Put the data below, from the line containing "Localize each UI" through the line containing "- Text: Généralisations: Généralisations: [190, 313, 282, 326]", into a JSON list of strings with one string per line and no blank lines. Leave the pictures out.

══ Input records

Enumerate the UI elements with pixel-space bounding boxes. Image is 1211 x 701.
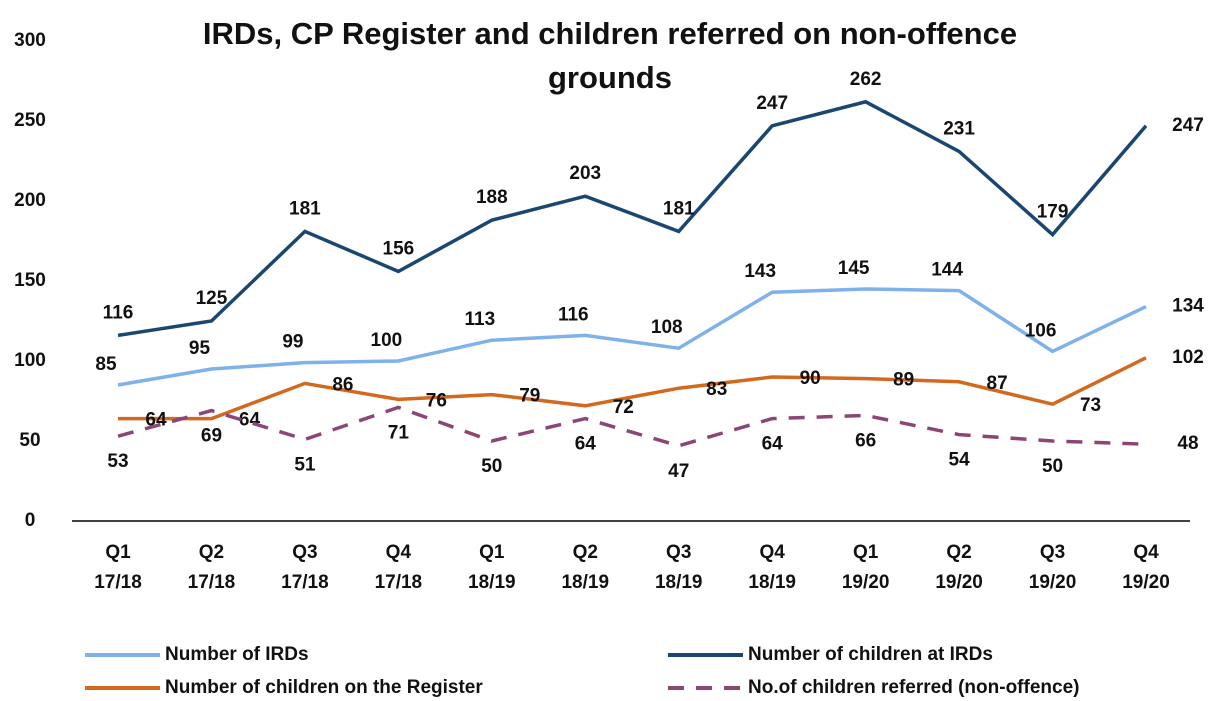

════
══ Input records

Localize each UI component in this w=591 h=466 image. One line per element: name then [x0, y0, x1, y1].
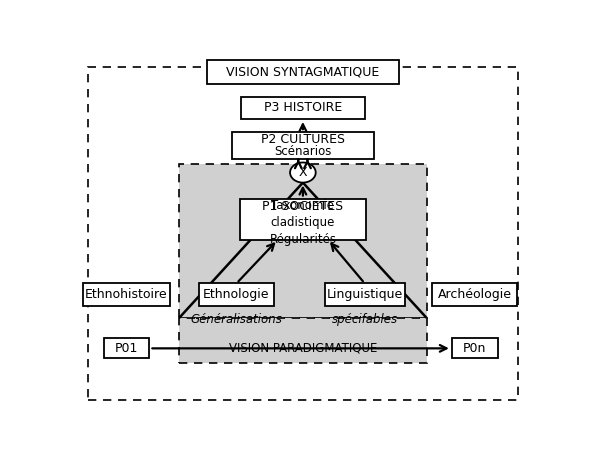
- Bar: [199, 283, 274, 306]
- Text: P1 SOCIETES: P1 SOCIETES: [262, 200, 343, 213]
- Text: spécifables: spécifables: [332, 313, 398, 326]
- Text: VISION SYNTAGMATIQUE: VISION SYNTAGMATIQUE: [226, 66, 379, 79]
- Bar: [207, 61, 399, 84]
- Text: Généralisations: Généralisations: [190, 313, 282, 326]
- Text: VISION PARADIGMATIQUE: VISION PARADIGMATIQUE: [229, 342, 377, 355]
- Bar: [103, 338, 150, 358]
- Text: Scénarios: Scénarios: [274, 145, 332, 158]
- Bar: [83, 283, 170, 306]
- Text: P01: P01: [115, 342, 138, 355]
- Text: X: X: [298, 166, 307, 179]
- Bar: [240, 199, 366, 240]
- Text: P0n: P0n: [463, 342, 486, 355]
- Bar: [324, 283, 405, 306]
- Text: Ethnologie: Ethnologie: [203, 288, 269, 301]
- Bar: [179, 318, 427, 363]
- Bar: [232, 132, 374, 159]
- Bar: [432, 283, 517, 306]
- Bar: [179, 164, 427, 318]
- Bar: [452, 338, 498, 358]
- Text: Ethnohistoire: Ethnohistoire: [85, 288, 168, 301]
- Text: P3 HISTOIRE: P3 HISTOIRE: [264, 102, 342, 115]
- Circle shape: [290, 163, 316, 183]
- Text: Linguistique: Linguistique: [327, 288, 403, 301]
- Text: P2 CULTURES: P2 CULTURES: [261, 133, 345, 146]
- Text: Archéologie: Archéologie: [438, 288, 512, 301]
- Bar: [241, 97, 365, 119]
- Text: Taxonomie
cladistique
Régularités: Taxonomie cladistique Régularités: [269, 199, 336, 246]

════

- [Completed exercise]
[
  "Localize each UI component in this w=591 h=466 image. One line per element: name then [x0, y0, x1, y1].",
  "- Bar: [199, 283, 274, 306]",
  "- Text: P1 SOCIETES: P1 SOCIETES: [262, 200, 343, 213]",
  "- Text: spécifables: spécifables: [332, 313, 398, 326]",
  "- Text: VISION SYNTAGMATIQUE: VISION SYNTAGMATIQUE: [226, 66, 379, 79]",
  "- Bar: [207, 61, 399, 84]",
  "- Text: Généralisations: Généralisations: [190, 313, 282, 326]"
]